* What you need to do *
a: Answer these questions using the passage on mental health services in Kenya:
(i) Which is the largest psychiatric hospital in Kenya, and in which city is it located?
(ii) How many wards does that hospital host?
(iii) In what year was the ward for drug addiction treatment opened?
b: According to the passage on mental health services in Kenya, why have the country's new mental health laws not given patients the treatment they need?
c: Extend the passage on mental health services in Kenya by writing the next part, beginning after its final sentence.

* Excerpt provided *
###

For several years now African societies have been looking in a progressively new way at issues relating to mental disability, trying to fight superstition and prejudices that define it as a curse or the expiation of a guilt.

Kenyan administrations, for instance, have issued new laws on mental health over the last decade, but the allocated budget is insufficient to provide patients with the necessary treatment. Almost the only available public services are those offered by the largest psychiatric hospital in the country, Mathari Hospital in Nairobi, and by three more smaller psychiatric institutions in other regions.

The Mathari public psychiatric hospital hosts fourteen wards. Ten of them deal with patients with severe mental illness, who are treated there in critical hygienic and sanitary conditions. Three departments are dedicated to patients deprived of their liberty and one, opened in 2003, is reserved to drug addiction treatment and rehabilitation services, and to psychiatric conditions depending on drug abuse, with methadone representing the main, and in many cases the only, treatment. This is the only day ward in the hospital: patients come in the morning and go back home in the afternoon, mainly to the neighboring slum, Mathare, where it is quite easy for them to find new drug doses, and especially heroin.

###

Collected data
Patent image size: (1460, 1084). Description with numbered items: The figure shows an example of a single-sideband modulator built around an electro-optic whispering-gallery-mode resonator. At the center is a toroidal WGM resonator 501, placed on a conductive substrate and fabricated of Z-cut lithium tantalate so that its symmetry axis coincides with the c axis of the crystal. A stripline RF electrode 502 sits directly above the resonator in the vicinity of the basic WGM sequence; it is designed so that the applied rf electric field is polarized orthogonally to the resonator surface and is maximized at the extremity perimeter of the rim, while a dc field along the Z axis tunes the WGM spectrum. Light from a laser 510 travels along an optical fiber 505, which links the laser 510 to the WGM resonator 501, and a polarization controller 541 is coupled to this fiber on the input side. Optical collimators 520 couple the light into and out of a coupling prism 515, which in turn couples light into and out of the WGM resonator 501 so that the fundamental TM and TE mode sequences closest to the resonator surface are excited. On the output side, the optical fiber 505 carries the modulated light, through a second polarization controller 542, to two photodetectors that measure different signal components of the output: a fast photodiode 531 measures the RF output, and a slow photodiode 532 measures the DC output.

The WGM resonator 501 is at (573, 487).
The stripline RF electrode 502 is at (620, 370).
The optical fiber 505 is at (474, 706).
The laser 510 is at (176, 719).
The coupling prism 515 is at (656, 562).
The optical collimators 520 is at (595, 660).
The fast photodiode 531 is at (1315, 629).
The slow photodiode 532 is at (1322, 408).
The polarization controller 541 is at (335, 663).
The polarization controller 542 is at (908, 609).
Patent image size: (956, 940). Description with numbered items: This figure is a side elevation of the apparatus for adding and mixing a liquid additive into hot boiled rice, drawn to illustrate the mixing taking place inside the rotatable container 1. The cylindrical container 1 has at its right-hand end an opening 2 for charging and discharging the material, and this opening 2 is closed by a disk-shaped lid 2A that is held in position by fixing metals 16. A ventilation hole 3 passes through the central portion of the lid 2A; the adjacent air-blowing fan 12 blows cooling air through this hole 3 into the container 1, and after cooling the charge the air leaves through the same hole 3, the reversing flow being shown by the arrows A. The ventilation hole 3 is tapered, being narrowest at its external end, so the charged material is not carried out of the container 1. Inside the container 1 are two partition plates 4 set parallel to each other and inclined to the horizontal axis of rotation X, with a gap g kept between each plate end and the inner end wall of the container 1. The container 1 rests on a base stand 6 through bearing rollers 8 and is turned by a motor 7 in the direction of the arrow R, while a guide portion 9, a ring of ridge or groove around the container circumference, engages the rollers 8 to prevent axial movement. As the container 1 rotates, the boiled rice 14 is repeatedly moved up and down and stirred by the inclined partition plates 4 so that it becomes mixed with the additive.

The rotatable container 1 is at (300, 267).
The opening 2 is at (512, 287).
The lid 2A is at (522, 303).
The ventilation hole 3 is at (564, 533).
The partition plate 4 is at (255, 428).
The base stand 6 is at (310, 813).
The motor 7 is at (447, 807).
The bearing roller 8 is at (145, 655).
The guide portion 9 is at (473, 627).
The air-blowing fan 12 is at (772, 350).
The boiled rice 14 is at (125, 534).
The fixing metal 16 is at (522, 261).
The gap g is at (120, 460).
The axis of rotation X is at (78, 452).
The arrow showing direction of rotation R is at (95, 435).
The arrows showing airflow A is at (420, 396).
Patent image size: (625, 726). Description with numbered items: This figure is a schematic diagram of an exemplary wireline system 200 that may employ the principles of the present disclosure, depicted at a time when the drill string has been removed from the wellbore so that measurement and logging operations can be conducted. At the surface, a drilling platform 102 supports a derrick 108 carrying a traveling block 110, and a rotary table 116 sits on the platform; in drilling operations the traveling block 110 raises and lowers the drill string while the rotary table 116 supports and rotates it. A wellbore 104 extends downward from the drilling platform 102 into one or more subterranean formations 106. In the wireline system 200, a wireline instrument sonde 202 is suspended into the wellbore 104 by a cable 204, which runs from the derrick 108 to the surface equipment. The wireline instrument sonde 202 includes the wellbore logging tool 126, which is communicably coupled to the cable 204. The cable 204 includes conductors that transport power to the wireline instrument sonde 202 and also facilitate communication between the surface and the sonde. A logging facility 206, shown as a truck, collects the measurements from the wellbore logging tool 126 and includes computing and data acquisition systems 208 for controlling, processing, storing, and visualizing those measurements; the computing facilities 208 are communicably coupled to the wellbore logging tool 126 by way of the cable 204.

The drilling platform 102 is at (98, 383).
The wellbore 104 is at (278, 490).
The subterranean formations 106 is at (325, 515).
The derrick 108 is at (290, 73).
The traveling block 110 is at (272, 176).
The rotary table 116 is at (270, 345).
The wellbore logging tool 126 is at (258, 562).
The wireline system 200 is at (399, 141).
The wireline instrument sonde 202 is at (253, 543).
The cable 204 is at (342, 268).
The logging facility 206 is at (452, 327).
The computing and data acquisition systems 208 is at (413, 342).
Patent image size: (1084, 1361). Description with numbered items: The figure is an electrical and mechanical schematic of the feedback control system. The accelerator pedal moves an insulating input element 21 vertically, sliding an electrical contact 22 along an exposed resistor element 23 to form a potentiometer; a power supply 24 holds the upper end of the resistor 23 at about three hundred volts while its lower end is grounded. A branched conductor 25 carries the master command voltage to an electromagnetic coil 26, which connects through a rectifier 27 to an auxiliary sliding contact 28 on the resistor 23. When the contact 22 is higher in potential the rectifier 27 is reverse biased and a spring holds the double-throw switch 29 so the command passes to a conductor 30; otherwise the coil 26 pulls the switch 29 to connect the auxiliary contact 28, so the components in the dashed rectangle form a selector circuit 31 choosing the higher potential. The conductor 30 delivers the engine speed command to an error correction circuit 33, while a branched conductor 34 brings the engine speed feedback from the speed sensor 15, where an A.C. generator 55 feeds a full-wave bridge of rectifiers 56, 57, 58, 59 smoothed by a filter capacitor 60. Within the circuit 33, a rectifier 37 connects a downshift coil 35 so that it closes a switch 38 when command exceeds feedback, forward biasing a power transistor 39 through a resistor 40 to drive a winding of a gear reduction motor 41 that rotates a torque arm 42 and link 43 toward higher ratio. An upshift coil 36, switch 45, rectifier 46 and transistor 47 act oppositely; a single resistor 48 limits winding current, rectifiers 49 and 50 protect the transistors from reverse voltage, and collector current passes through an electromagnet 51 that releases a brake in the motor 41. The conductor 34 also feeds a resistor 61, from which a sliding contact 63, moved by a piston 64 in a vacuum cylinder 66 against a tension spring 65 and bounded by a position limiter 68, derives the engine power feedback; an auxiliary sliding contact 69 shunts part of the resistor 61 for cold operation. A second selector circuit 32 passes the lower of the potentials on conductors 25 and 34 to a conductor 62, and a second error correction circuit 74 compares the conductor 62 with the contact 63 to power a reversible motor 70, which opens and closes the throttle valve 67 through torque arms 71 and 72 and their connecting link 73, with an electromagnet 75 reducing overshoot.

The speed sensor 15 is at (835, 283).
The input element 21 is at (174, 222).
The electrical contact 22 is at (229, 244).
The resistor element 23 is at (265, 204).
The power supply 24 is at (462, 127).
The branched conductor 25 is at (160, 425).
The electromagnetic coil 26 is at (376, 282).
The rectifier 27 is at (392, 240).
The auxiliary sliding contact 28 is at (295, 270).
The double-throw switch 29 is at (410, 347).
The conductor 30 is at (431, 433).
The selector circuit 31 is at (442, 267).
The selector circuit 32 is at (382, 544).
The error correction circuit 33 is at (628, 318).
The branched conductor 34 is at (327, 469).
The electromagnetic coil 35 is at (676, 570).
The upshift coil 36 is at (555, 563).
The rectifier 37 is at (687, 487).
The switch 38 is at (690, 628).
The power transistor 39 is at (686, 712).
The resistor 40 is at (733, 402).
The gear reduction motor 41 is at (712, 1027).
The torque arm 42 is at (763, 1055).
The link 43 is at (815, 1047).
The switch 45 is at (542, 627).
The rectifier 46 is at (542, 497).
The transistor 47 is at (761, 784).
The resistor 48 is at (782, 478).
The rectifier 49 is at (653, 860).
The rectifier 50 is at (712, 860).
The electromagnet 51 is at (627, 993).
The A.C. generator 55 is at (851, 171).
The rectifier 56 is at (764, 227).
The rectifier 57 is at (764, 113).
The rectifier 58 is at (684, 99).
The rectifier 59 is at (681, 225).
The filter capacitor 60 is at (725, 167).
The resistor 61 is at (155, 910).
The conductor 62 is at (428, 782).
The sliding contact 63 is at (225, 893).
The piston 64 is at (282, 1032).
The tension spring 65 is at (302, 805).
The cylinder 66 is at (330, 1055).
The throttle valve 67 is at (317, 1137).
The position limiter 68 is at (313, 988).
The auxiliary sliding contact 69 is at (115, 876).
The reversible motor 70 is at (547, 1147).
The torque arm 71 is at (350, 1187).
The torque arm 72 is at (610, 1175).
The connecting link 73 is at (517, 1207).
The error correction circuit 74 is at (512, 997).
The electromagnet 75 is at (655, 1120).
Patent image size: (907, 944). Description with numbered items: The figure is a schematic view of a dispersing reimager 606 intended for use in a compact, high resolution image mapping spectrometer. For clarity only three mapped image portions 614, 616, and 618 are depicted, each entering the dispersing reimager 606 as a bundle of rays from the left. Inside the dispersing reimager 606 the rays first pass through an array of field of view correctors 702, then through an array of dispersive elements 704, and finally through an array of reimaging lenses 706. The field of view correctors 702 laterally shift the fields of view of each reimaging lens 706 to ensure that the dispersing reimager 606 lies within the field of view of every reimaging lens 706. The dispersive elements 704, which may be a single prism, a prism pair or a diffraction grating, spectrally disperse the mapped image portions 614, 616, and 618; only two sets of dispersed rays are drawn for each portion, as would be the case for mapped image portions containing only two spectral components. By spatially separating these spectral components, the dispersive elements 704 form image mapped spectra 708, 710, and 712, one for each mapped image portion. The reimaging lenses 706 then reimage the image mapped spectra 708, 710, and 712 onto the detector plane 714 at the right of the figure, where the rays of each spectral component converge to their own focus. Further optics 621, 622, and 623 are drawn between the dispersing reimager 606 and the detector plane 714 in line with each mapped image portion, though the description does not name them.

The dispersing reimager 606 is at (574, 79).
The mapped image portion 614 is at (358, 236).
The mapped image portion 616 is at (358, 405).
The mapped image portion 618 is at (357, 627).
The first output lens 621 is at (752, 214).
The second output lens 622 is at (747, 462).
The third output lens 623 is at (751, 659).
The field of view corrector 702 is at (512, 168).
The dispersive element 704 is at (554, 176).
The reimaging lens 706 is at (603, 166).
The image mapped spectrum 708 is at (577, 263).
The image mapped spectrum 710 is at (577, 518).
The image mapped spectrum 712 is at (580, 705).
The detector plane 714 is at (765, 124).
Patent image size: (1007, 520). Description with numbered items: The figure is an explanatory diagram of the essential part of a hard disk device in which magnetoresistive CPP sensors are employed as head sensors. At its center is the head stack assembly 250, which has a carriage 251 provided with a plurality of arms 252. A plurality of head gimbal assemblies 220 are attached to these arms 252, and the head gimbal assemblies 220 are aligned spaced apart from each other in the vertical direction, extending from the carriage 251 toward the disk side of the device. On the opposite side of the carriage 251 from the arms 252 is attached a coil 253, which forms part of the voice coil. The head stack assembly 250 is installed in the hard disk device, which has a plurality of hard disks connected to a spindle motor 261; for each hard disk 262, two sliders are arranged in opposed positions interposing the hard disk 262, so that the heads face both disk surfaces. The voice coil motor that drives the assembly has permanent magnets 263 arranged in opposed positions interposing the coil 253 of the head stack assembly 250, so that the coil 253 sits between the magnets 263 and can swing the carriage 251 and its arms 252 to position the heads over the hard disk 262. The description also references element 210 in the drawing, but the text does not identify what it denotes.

###

* Per-task answers *
a:
(i) Mathari Hospital, in Nairobi.
(ii) Fourteen.
(iii) 2003.

b: The budget allocated for mental health is insufficient to provide patients with the necessary treatment.

c:
Shortcomings of the public services are scarcely compensated for by private structures supported by national and international NGOs. This is the case of Paolo’s Home: founded in 2008 by the Koinonia association, it provides physiotherapy, rehabilitation and day-care to children with psychological and neuropsychiatric disorders.

Every day physiotherapists, psychologists, educators, social workers and the mothers themselves cooperate for the mental and physical improvement of children. The staff also visits families in need in the nearby slum of Kibera on a weekly basis.